## START The records

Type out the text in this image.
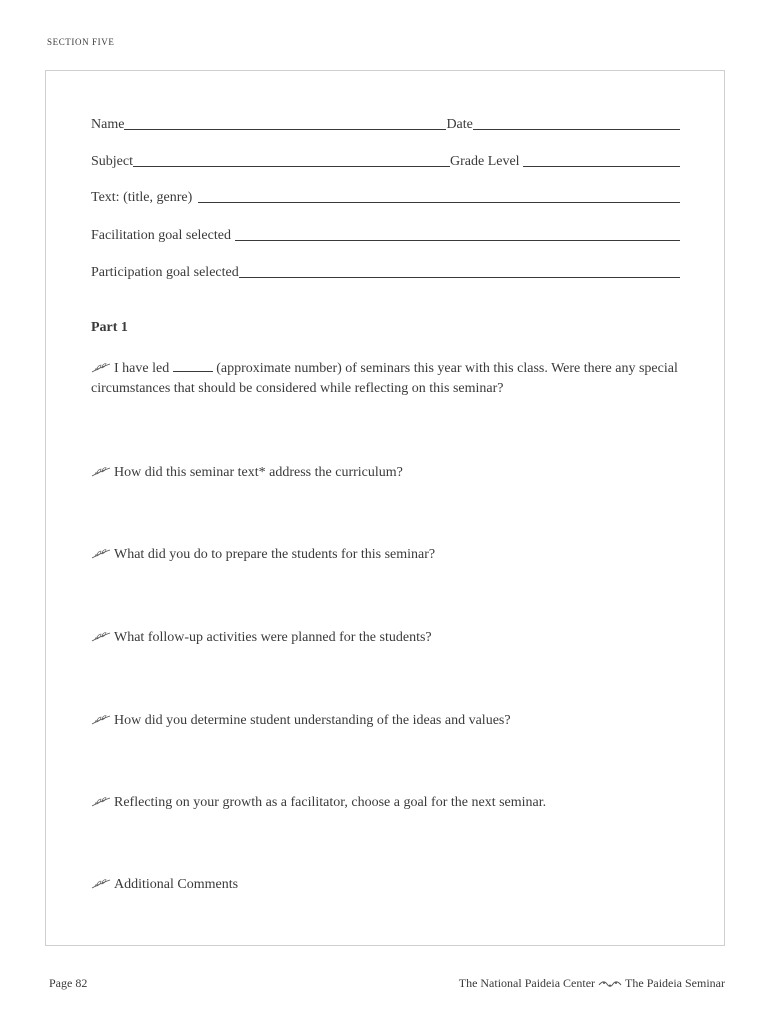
SECTION FIVE
Name	Date
Subject	Grade Level
Text: (title, genre)
Facilitation goal selected
Participation goal selected
Part 1
I have led	(approximate number) of seminars this year with this class. Were there any special circumstances that should be considered while reflecting on this seminar?
How did this seminar text* address the curriculum?
What did you do to prepare the students for this seminar?
What follow-up activities were planned for the students?
How did you determine student understanding of the ideas and values?
Reflecting on your growth as a facilitator, choose a goal for the next seminar.
Additional Comments
Page 82	The National Paideia Center	The Paideia Seminar
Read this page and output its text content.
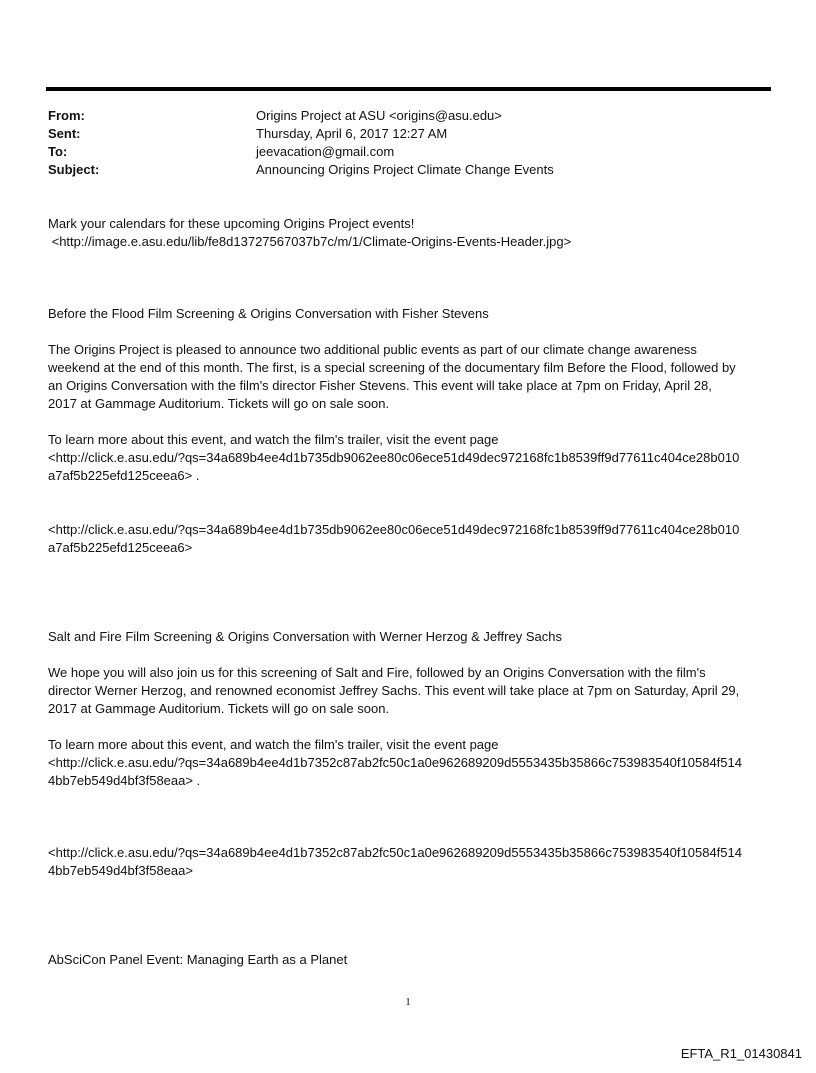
From:	Origins Project at ASU <origins@asu.edu>
Sent:	Thursday, April 6, 2017 12:27 AM
To:	jeevacation@gmail.com
Subject:	Announcing Origins Project Climate Change Events

Mark your calendars for these upcoming Origins Project events!
<http://image.e.asu.edu/lib/fe8d13727567037b7c/m/1/Climate-Origins-Events-Header.jpg>

Before the Flood Film Screening & Origins Conversation with Fisher Stevens

The Origins Project is pleased to announce two additional public events as part of our climate change awareness
weekend at the end of this month. The first, is a special screening of the documentary film Before the Flood, followed by
an Origins Conversation with the film's director Fisher Stevens. This event will take place at 7pm on Friday, April 28,
2017 at Gammage Auditorium. Tickets will go on sale soon.

To learn more about this event, and watch the film's trailer, visit the event page
<http://click.e.asu.edu/?qs=34a689b4ee4d1b735db9062ee80c06ece51d49dec972168fc1b8539ff9d77611c404ce28b010
a7af5b225efd125ceea6> .

<http://click.e.asu.edu/?qs=34a689b4ee4d1b735db9062ee80c06ece51d49dec972168fc1b8539ff9d77611c404ce28b010
a7af5b225efd125ceea6>

Salt and Fire Film Screening & Origins Conversation with Werner Herzog & Jeffrey Sachs

We hope you will also join us for this screening of Salt and Fire, followed by an Origins Conversation with the film's
director Werner Herzog, and renowned economist Jeffrey Sachs. This event will take place at 7pm on Saturday, April 29,
2017 at Gammage Auditorium. Tickets will go on sale soon.

To learn more about this event, and watch the film's trailer, visit the event page
<http://click.e.asu.edu/?qs=34a689b4ee4d1b7352c87ab2fc50c1a0e962689209d5553435b35866c753983540f10584f514
4bb7eb549d4bf3f58eaa> .

<http://click.e.asu.edu/?qs=34a689b4ee4d1b7352c87ab2fc50c1a0e962689209d5553435b35866c753983540f10584f514
4bb7eb549d4bf3f58eaa>

AbSciCon Panel Event: Managing Earth as a Planet

1
EFTA_R1_01430841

## END The records

• _What is required_
Select every line of the records holding the string "Flood".

• _Response to the exercise_
Before the Flood Film Screening & Origins Conversation with Fisher Stevens
weekend at the end of this month. The first, is a special screening of the documentary film Before the Flood, followed by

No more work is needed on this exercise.